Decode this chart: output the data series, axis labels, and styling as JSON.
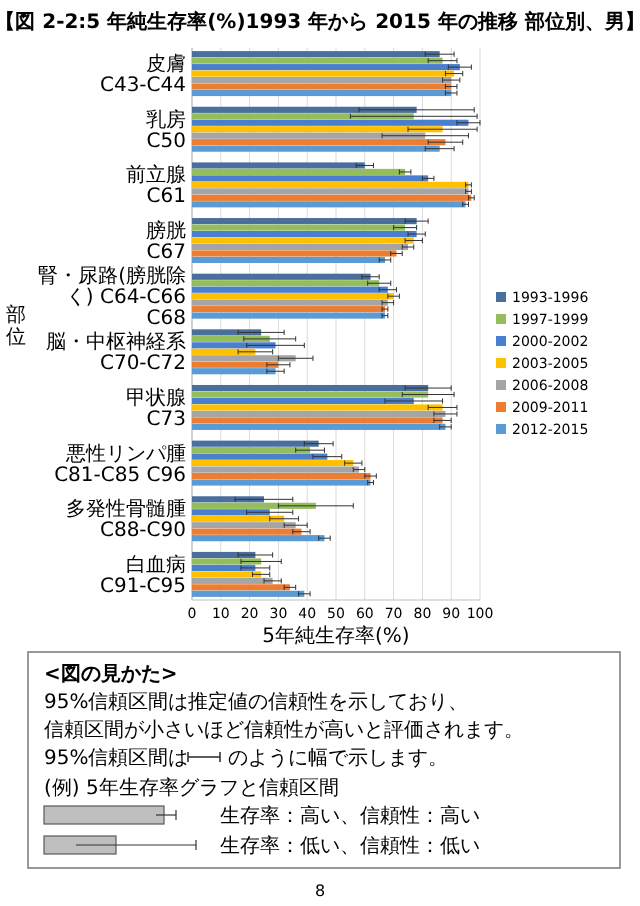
{
  "chart_data": {
    "type": "bar",
    "orientation": "horizontal",
    "title": "【図 2-2:5 年純生存率(%)1993 年から 2015 年の推移 部位別、男】",
    "xlabel": "5年純生存率(%)",
    "ylabel": "部位",
    "categories": [
      "皮膚 C43-C44",
      "乳房 C50",
      "前立腺 C61",
      "膀胱 C67",
      "腎・尿路(膀胱除く) C64-C66 C68",
      "脳・中枢神経系 C70-C72",
      "甲状腺 C73",
      "悪性リンパ腫 C81-C85 C96",
      "多発性骨髄腫 C88-C90",
      "白血病 C91-C95"
    ],
    "series": [
      {
        "name": "1993-1996",
        "color": "#4a6f9c",
        "values": [
          86,
          78,
          60,
          78,
          62,
          24,
          82,
          44,
          25,
          22
        ],
        "errors": [
          5,
          20,
          3,
          4,
          3,
          8,
          8,
          5,
          10,
          6
        ]
      },
      {
        "name": "1997-1999",
        "color": "#94bd5c",
        "values": [
          87,
          77,
          74,
          74,
          65,
          27,
          82,
          41,
          43,
          24
        ],
        "errors": [
          5,
          22,
          2,
          4,
          4,
          9,
          9,
          5,
          13,
          7
        ]
      },
      {
        "name": "2000-2002",
        "color": "#4a7fd0",
        "values": [
          93,
          96,
          82,
          78,
          68,
          29,
          77,
          47,
          27,
          22
        ],
        "errors": [
          4,
          4,
          2,
          3,
          3,
          10,
          10,
          5,
          8,
          5
        ]
      },
      {
        "name": "2003-2005",
        "color": "#ffc000",
        "values": [
          91,
          87,
          96,
          77,
          70,
          22,
          87,
          56,
          32,
          24
        ],
        "errors": [
          3,
          12,
          1,
          3,
          2,
          6,
          5,
          3,
          5,
          3
        ]
      },
      {
        "name": "2006-2008",
        "color": "#a5a5a5",
        "values": [
          90,
          81,
          96,
          75,
          68,
          36,
          88,
          58,
          36,
          28
        ],
        "errors": [
          3,
          15,
          1,
          2,
          2,
          6,
          4,
          2,
          4,
          3
        ]
      },
      {
        "name": "2009-2011",
        "color": "#ed7d31",
        "values": [
          90,
          88,
          97,
          71,
          67,
          30,
          87,
          62,
          38,
          34
        ],
        "errors": [
          2,
          6,
          1,
          2,
          1,
          4,
          3,
          2,
          3,
          2
        ]
      },
      {
        "name": "2012-2015",
        "color": "#5b9bd5",
        "values": [
          90,
          86,
          95,
          67,
          67,
          29,
          88,
          62,
          46,
          39
        ],
        "errors": [
          2,
          5,
          1,
          2,
          1,
          3,
          2,
          1,
          2,
          2
        ]
      }
    ],
    "xlim": [
      0,
      100
    ],
    "xticks": [
      0,
      10,
      20,
      30,
      40,
      50,
      60,
      70,
      80,
      90,
      100
    ],
    "grid": "x",
    "legend": "right",
    "annotations": [
      "<図の見かた>",
      "95%信頼区間は推定値の信頼性を示しており、",
      "信頼区間が小さいほど信頼性が高いと評価されます。",
      "95%信頼区間は",
      "のように幅で示します。",
      "(例) 5年生存率グラフと信頼区間",
      "生存率：高い、信頼性：高い",
      "生存率：低い、信頼性：低い",
      "8"
    ]
  }
}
━━━━━━━━━━━━━━━━
Every record above must be given again exactly; drop the pictures.

Decode this chart: output the data series, axis labels, and styling as JSON.
{
  "chart_data": {
    "type": "bar",
    "orientation": "horizontal",
    "title": "【図 2-2:5 年純生存率(%)1993 年から 2015 年の推移 部位別、男】",
    "xlabel": "5年純生存率(%)",
    "ylabel": "部位",
    "categories": [
      "皮膚 C43-C44",
      "乳房 C50",
      "前立腺 C61",
      "膀胱 C67",
      "腎・尿路(膀胱除く) C64-C66 C68",
      "脳・中枢神経系 C70-C72",
      "甲状腺 C73",
      "悪性リンパ腫 C81-C85 C96",
      "多発性骨髄腫 C88-C90",
      "白血病 C91-C95"
    ],
    "series": [
      {
        "name": "1993-1996",
        "color": "#4a6f9c",
        "values": [
          86,
          78,
          60,
          78,
          62,
          24,
          82,
          44,
          25,
          22
        ],
        "errors": [
          5,
          20,
          3,
          4,
          3,
          8,
          8,
          5,
          10,
          6
        ]
      },
      {
        "name": "1997-1999",
        "color": "#94bd5c",
        "values": [
          87,
          77,
          74,
          74,
          65,
          27,
          82,
          41,
          43,
          24
        ],
        "errors": [
          5,
          22,
          2,
          4,
          4,
          9,
          9,
          5,
          13,
          7
        ]
      },
      {
        "name": "2000-2002",
        "color": "#4a7fd0",
        "values": [
          93,
          96,
          82,
          78,
          68,
          29,
          77,
          47,
          27,
          22
        ],
        "errors": [
          4,
          4,
          2,
          3,
          3,
          10,
          10,
          5,
          8,
          5
        ]
      },
      {
        "name": "2003-2005",
        "color": "#ffc000",
        "values": [
          91,
          87,
          96,
          77,
          70,
          22,
          87,
          56,
          32,
          24
        ],
        "errors": [
          3,
          12,
          1,
          3,
          2,
          6,
          5,
          3,
          5,
          3
        ]
      },
      {
        "name": "2006-2008",
        "color": "#a5a5a5",
        "values": [
          90,
          81,
          96,
          75,
          68,
          36,
          88,
          58,
          36,
          28
        ],
        "errors": [
          3,
          15,
          1,
          2,
          2,
          6,
          4,
          2,
          4,
          3
        ]
      },
      {
        "name": "2009-2011",
        "color": "#ed7d31",
        "values": [
          90,
          88,
          97,
          71,
          67,
          30,
          87,
          62,
          38,
          34
        ],
        "errors": [
          2,
          6,
          1,
          2,
          1,
          4,
          3,
          2,
          3,
          2
        ]
      },
      {
        "name": "2012-2015",
        "color": "#5b9bd5",
        "values": [
          90,
          86,
          95,
          67,
          67,
          29,
          88,
          62,
          46,
          39
        ],
        "errors": [
          2,
          5,
          1,
          2,
          1,
          3,
          2,
          1,
          2,
          2
        ]
      }
    ],
    "xlim": [
      0,
      100
    ],
    "xticks": [
      0,
      10,
      20,
      30,
      40,
      50,
      60,
      70,
      80,
      90,
      100
    ],
    "grid": "x",
    "legend": "right",
    "annotations": [
      "<図の見かた>",
      "95%信頼区間は推定値の信頼性を示しており、",
      "信頼区間が小さいほど信頼性が高いと評価されます。",
      "95%信頼区間は",
      "のように幅で示します。",
      "(例) 5年生存率グラフと信頼区間",
      "生存率：高い、信頼性：高い",
      "生存率：低い、信頼性：低い",
      "8"
    ]
  }
}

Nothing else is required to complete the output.